[Collection entries]
•••••
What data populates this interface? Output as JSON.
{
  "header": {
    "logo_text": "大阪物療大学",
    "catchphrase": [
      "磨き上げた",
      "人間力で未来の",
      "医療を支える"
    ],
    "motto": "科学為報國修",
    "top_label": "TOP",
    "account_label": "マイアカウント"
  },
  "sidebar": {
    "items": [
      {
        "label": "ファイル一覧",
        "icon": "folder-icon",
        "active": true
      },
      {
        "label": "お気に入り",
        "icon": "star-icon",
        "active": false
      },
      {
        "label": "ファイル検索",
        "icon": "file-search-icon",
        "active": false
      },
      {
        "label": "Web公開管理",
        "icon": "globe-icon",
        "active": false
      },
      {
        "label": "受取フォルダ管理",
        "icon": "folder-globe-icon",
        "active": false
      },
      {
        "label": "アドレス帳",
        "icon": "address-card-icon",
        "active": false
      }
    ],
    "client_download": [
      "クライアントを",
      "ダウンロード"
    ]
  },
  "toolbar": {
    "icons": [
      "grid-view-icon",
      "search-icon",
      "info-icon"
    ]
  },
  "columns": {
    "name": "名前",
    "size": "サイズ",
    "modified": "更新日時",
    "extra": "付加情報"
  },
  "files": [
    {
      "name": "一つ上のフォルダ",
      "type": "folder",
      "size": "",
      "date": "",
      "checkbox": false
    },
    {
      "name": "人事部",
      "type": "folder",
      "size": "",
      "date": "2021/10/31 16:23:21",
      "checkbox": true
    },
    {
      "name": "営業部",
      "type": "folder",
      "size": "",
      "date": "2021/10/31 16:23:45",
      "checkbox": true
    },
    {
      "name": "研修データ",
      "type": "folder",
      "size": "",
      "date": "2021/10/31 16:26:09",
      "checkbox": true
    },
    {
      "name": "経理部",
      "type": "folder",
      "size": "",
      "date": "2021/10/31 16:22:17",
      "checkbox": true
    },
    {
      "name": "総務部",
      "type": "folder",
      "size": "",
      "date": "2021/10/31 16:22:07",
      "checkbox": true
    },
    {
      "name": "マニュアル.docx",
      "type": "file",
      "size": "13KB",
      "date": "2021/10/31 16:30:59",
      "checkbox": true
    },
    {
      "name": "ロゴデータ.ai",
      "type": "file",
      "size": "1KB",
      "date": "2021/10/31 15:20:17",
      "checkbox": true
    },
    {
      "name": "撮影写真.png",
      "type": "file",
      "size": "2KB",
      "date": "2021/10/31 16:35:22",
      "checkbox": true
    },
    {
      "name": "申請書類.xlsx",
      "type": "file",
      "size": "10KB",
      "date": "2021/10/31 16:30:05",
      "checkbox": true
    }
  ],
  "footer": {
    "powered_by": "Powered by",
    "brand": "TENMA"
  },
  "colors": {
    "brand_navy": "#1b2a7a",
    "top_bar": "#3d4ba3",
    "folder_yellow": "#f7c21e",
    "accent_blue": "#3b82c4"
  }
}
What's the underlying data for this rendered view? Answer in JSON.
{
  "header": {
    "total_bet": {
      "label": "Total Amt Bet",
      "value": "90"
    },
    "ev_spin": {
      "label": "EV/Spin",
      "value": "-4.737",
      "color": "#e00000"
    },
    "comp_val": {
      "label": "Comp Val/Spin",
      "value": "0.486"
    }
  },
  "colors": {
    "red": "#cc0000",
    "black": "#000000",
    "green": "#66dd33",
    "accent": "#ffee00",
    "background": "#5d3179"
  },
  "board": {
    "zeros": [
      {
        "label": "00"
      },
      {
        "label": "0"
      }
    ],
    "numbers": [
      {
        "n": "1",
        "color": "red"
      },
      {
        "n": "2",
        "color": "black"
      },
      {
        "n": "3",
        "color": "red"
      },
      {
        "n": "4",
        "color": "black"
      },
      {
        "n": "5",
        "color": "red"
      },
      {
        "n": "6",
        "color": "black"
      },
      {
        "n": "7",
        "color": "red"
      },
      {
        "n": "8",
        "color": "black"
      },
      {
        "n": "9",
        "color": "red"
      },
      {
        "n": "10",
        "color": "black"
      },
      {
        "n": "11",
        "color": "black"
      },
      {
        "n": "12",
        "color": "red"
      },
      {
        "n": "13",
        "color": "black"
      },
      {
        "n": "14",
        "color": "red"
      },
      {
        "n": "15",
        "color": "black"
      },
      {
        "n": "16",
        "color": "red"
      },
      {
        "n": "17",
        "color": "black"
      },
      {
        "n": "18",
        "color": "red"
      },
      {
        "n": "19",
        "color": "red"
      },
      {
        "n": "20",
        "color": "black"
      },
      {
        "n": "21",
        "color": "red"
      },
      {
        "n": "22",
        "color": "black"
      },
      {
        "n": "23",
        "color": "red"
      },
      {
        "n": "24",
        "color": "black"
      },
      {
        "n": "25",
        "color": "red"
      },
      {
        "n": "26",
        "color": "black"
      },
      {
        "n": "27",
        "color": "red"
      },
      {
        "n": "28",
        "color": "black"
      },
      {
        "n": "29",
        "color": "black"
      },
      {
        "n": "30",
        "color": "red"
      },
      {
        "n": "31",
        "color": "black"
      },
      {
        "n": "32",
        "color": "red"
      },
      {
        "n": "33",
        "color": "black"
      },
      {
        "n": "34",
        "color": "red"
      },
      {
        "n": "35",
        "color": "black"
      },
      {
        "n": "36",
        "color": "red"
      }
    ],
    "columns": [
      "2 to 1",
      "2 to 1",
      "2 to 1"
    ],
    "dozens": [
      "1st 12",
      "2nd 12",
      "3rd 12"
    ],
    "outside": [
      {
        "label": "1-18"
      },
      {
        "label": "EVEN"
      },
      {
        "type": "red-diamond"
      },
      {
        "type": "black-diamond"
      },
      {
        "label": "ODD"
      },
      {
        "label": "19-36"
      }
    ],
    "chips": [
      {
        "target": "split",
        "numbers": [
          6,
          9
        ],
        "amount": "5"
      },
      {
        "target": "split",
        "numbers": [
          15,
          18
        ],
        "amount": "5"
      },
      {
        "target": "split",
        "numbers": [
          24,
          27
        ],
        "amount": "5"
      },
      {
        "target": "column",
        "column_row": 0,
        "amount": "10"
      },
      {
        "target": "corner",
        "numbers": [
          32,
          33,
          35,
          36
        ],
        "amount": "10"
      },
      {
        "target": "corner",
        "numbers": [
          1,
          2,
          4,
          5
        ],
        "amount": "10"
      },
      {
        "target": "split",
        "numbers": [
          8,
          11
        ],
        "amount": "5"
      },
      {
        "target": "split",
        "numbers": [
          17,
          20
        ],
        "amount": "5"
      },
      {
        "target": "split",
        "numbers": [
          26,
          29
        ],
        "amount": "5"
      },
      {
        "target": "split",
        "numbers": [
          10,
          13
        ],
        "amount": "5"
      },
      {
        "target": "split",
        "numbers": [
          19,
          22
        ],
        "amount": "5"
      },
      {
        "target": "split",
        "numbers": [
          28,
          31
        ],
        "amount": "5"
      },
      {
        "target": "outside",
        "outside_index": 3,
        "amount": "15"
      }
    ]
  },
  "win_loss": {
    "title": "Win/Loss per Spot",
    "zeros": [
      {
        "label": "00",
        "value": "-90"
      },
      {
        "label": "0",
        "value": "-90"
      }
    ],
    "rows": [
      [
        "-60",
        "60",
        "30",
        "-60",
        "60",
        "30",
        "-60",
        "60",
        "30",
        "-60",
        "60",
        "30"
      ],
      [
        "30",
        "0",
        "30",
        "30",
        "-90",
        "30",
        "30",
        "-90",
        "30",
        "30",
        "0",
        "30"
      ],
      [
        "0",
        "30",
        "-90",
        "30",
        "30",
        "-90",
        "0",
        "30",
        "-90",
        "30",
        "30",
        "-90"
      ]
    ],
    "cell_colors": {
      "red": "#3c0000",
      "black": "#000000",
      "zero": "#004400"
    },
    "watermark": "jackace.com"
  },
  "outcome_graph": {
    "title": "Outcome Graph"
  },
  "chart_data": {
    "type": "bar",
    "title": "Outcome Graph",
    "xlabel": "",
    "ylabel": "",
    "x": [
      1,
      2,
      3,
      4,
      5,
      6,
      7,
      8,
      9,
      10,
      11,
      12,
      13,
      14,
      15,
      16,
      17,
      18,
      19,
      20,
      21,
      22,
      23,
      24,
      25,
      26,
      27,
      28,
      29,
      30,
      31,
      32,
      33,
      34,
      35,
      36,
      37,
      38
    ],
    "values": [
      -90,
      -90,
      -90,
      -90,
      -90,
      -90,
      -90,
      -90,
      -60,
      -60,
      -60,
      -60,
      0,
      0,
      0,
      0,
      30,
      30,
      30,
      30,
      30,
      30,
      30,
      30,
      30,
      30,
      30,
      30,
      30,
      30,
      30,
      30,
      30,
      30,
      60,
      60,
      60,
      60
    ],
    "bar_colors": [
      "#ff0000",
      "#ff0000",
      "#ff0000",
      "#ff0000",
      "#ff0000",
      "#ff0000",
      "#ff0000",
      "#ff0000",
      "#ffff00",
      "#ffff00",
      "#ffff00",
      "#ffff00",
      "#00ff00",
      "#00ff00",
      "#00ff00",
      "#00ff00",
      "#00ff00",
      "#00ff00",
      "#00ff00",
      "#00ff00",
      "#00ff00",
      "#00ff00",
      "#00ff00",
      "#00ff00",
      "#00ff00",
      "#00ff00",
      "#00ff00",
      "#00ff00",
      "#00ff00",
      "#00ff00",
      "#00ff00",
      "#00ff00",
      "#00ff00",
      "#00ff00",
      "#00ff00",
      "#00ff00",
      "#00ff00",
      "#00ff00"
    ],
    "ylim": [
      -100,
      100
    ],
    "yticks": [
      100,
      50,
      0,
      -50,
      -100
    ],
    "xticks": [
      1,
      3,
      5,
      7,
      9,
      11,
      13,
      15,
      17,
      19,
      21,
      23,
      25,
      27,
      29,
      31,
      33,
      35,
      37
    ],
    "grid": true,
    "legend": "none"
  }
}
•••••
Pull out every line in the material above where "diamond" occurs.

- Response below:
        "type": "red-diamond"
        "type": "black-diamond"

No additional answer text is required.